Saved entries
—————
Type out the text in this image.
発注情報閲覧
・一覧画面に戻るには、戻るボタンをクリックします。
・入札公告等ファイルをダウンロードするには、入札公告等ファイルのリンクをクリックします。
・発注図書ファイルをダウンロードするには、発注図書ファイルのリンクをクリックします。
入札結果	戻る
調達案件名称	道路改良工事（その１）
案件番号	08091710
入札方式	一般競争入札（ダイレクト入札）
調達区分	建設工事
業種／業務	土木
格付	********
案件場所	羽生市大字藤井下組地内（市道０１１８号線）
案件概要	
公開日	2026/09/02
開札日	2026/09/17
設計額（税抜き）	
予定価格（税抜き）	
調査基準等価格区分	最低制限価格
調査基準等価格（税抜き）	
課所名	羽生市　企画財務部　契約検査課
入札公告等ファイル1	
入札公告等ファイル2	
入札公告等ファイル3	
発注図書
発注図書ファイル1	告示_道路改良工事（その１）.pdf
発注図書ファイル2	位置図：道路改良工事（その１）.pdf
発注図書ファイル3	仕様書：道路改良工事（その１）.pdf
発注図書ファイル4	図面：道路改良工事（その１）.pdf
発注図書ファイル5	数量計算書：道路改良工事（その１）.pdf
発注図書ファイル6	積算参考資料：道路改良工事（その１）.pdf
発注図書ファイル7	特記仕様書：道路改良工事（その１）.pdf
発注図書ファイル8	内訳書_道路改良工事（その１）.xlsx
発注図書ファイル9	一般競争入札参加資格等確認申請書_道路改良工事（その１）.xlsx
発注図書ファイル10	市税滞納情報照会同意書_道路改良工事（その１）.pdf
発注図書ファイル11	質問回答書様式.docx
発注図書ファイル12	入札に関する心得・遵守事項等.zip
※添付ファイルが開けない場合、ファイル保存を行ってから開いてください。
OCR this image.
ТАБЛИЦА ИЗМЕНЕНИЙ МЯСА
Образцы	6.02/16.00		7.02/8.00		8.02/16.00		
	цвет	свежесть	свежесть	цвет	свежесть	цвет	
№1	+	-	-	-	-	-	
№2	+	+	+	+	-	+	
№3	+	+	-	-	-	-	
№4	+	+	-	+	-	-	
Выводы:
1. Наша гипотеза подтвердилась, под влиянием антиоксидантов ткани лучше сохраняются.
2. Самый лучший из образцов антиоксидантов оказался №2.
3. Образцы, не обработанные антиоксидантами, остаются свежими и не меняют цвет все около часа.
—————
In the entries above, locate every line with the word "image" and copy it.

- **WRITTEN REPLY**:
Type out the text in this image.
OCR this image.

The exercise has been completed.